Supplied entries:
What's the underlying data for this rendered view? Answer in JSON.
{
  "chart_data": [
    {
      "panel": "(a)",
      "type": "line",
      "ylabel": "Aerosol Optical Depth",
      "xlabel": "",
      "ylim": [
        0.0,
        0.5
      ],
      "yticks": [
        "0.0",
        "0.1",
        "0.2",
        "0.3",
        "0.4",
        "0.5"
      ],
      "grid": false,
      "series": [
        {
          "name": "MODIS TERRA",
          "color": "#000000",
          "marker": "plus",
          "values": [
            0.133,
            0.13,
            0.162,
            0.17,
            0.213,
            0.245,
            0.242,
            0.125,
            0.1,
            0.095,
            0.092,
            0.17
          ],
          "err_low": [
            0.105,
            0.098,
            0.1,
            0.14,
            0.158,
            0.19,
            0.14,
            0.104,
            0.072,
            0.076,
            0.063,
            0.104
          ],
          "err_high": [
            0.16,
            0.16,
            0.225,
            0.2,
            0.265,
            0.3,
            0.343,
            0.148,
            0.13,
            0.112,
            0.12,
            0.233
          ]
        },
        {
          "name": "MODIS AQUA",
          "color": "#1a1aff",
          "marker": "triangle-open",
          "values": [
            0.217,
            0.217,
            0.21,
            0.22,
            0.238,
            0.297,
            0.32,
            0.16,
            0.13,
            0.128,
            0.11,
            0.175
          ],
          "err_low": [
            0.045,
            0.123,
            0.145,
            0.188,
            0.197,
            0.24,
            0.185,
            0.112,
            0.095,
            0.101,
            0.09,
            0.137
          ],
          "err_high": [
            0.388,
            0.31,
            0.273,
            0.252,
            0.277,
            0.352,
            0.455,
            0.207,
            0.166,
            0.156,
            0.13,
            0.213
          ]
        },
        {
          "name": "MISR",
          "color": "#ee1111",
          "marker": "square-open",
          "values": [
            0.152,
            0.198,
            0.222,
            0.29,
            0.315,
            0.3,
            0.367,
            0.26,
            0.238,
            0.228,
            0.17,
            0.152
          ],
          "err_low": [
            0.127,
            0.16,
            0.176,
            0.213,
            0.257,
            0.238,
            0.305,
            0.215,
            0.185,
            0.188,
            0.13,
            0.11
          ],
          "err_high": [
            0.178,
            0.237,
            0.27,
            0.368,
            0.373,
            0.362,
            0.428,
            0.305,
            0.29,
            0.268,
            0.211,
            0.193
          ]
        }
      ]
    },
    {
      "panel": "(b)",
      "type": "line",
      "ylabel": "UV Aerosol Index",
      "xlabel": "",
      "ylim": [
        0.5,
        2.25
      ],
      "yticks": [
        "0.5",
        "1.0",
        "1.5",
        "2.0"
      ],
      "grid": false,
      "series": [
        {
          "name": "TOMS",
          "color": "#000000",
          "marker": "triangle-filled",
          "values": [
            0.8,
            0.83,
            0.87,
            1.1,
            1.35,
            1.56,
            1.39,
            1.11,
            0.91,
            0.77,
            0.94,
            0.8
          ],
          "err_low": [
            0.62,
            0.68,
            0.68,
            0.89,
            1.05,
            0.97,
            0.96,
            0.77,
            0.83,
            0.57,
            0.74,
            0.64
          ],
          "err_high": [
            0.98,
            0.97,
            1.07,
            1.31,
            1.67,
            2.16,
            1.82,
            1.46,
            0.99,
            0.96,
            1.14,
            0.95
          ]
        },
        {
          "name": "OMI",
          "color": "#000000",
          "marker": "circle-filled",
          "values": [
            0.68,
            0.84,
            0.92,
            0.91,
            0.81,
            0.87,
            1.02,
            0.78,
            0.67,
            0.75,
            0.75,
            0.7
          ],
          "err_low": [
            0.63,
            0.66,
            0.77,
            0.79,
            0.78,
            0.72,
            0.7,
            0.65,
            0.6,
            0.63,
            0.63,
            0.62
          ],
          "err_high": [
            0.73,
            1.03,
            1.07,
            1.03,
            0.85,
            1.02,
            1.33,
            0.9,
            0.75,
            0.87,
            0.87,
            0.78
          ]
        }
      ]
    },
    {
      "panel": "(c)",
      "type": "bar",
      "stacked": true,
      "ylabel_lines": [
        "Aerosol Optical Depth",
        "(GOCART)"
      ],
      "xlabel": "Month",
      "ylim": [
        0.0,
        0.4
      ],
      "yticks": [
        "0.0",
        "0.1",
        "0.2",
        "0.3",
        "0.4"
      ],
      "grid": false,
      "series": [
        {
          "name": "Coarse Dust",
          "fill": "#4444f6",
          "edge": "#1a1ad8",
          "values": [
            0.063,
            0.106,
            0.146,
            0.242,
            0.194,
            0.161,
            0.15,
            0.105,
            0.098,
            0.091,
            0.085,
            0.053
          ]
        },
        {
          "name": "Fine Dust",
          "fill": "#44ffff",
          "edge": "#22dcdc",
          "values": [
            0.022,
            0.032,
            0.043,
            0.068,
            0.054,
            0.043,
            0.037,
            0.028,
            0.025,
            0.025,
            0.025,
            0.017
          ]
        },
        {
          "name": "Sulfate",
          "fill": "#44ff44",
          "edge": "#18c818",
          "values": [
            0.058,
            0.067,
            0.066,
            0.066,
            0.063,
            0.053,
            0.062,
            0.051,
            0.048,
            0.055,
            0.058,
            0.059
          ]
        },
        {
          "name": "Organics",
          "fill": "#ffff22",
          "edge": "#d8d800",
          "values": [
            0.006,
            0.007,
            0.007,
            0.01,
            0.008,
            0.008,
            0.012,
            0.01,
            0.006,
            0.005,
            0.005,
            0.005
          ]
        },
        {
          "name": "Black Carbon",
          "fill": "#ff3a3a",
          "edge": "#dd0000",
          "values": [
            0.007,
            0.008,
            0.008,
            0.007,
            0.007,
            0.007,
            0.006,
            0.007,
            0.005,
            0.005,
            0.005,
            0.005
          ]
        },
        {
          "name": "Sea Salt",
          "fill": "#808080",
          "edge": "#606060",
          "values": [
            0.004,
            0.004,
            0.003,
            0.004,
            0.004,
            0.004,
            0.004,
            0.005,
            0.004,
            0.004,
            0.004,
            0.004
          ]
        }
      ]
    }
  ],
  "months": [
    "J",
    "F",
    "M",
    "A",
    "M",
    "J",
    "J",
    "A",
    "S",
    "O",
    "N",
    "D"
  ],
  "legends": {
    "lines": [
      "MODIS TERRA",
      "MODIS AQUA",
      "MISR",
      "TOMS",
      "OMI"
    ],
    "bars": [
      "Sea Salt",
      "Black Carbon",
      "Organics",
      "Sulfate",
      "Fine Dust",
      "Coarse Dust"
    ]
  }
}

Stated problem: Output all of the data above without any alteration.

Answer in full:
What's the underlying data for this rendered view? Answer in JSON.
{
  "chart_data": [
    {
      "panel": "(a)",
      "type": "line",
      "ylabel": "Aerosol Optical Depth",
      "xlabel": "",
      "ylim": [
        0.0,
        0.5
      ],
      "yticks": [
        "0.0",
        "0.1",
        "0.2",
        "0.3",
        "0.4",
        "0.5"
      ],
      "grid": false,
      "series": [
        {
          "name": "MODIS TERRA",
          "color": "#000000",
          "marker": "plus",
          "values": [
            0.133,
            0.13,
            0.162,
            0.17,
            0.213,
            0.245,
            0.242,
            0.125,
            0.1,
            0.095,
            0.092,
            0.17
          ],
          "err_low": [
            0.105,
            0.098,
            0.1,
            0.14,
            0.158,
            0.19,
            0.14,
            0.104,
            0.072,
            0.076,
            0.063,
            0.104
          ],
          "err_high": [
            0.16,
            0.16,
            0.225,
            0.2,
            0.265,
            0.3,
            0.343,
            0.148,
            0.13,
            0.112,
            0.12,
            0.233
          ]
        },
        {
          "name": "MODIS AQUA",
          "color": "#1a1aff",
          "marker": "triangle-open",
          "values": [
            0.217,
            0.217,
            0.21,
            0.22,
            0.238,
            0.297,
            0.32,
            0.16,
            0.13,
            0.128,
            0.11,
            0.175
          ],
          "err_low": [
            0.045,
            0.123,
            0.145,
            0.188,
            0.197,
            0.24,
            0.185,
            0.112,
            0.095,
            0.101,
            0.09,
            0.137
          ],
          "err_high": [
            0.388,
            0.31,
            0.273,
            0.252,
            0.277,
            0.352,
            0.455,
            0.207,
            0.166,
            0.156,
            0.13,
            0.213
          ]
        },
        {
          "name": "MISR",
          "color": "#ee1111",
          "marker": "square-open",
          "values": [
            0.152,
            0.198,
            0.222,
            0.29,
            0.315,
            0.3,
            0.367,
            0.26,
            0.238,
            0.228,
            0.17,
            0.152
          ],
          "err_low": [
            0.127,
            0.16,
            0.176,
            0.213,
            0.257,
            0.238,
            0.305,
            0.215,
            0.185,
            0.188,
            0.13,
            0.11
          ],
          "err_high": [
            0.178,
            0.237,
            0.27,
            0.368,
            0.373,
            0.362,
            0.428,
            0.305,
            0.29,
            0.268,
            0.211,
            0.193
          ]
        }
      ]
    },
    {
      "panel": "(b)",
      "type": "line",
      "ylabel": "UV Aerosol Index",
      "xlabel": "",
      "ylim": [
        0.5,
        2.25
      ],
      "yticks": [
        "0.5",
        "1.0",
        "1.5",
        "2.0"
      ],
      "grid": false,
      "series": [
        {
          "name": "TOMS",
          "color": "#000000",
          "marker": "triangle-filled",
          "values": [
            0.8,
            0.83,
            0.87,
            1.1,
            1.35,
            1.56,
            1.39,
            1.11,
            0.91,
            0.77,
            0.94,
            0.8
          ],
          "err_low": [
            0.62,
            0.68,
            0.68,
            0.89,
            1.05,
            0.97,
            0.96,
            0.77,
            0.83,
            0.57,
            0.74,
            0.64
          ],
          "err_high": [
            0.98,
            0.97,
            1.07,
            1.31,
            1.67,
            2.16,
            1.82,
            1.46,
            0.99,
            0.96,
            1.14,
            0.95
          ]
        },
        {
          "name": "OMI",
          "color": "#000000",
          "marker": "circle-filled",
          "values": [
            0.68,
            0.84,
            0.92,
            0.91,
            0.81,
            0.87,
            1.02,
            0.78,
            0.67,
            0.75,
            0.75,
            0.7
          ],
          "err_low": [
            0.63,
            0.66,
            0.77,
            0.79,
            0.78,
            0.72,
            0.7,
            0.65,
            0.6,
            0.63,
            0.63,
            0.62
          ],
          "err_high": [
            0.73,
            1.03,
            1.07,
            1.03,
            0.85,
            1.02,
            1.33,
            0.9,
            0.75,
            0.87,
            0.87,
            0.78
          ]
        }
      ]
    },
    {
      "panel": "(c)",
      "type": "bar",
      "stacked": true,
      "ylabel_lines": [
        "Aerosol Optical Depth",
        "(GOCART)"
      ],
      "xlabel": "Month",
      "ylim": [
        0.0,
        0.4
      ],
      "yticks": [
        "0.0",
        "0.1",
        "0.2",
        "0.3",
        "0.4"
      ],
      "grid": false,
      "series": [
        {
          "name": "Coarse Dust",
          "fill": "#4444f6",
          "edge": "#1a1ad8",
          "values": [
            0.063,
            0.106,
            0.146,
            0.242,
            0.194,
            0.161,
            0.15,
            0.105,
            0.098,
            0.091,
            0.085,
            0.053
          ]
        },
        {
          "name": "Fine Dust",
          "fill": "#44ffff",
          "edge": "#22dcdc",
          "values": [
            0.022,
            0.032,
            0.043,
            0.068,
            0.054,
            0.043,
            0.037,
            0.028,
            0.025,
            0.025,
            0.025,
            0.017
          ]
        },
        {
          "name": "Sulfate",
          "fill": "#44ff44",
          "edge": "#18c818",
          "values": [
            0.058,
            0.067,
            0.066,
            0.066,
            0.063,
            0.053,
            0.062,
            0.051,
            0.048,
            0.055,
            0.058,
            0.059
          ]
        },
        {
          "name": "Organics",
          "fill": "#ffff22",
          "edge": "#d8d800",
          "values": [
            0.006,
            0.007,
            0.007,
            0.01,
            0.008,
            0.008,
            0.012,
            0.01,
            0.006,
            0.005,
            0.005,
            0.005
          ]
        },
        {
          "name": "Black Carbon",
          "fill": "#ff3a3a",
          "edge": "#dd0000",
          "values": [
            0.007,
            0.008,
            0.008,
            0.007,
            0.007,
            0.007,
            0.006,
            0.007,
            0.005,
            0.005,
            0.005,
            0.005
          ]
        },
        {
          "name": "Sea Salt",
          "fill": "#808080",
          "edge": "#606060",
          "values": [
            0.004,
            0.004,
            0.003,
            0.004,
            0.004,
            0.004,
            0.004,
            0.005,
            0.004,
            0.004,
            0.004,
            0.004
          ]
        }
      ]
    }
  ],
  "months": [
    "J",
    "F",
    "M",
    "A",
    "M",
    "J",
    "J",
    "A",
    "S",
    "O",
    "N",
    "D"
  ],
  "legends": {
    "lines": [
      "MODIS TERRA",
      "MODIS AQUA",
      "MISR",
      "TOMS",
      "OMI"
    ],
    "bars": [
      "Sea Salt",
      "Black Carbon",
      "Organics",
      "Sulfate",
      "Fine Dust",
      "Coarse Dust"
    ]
  }
}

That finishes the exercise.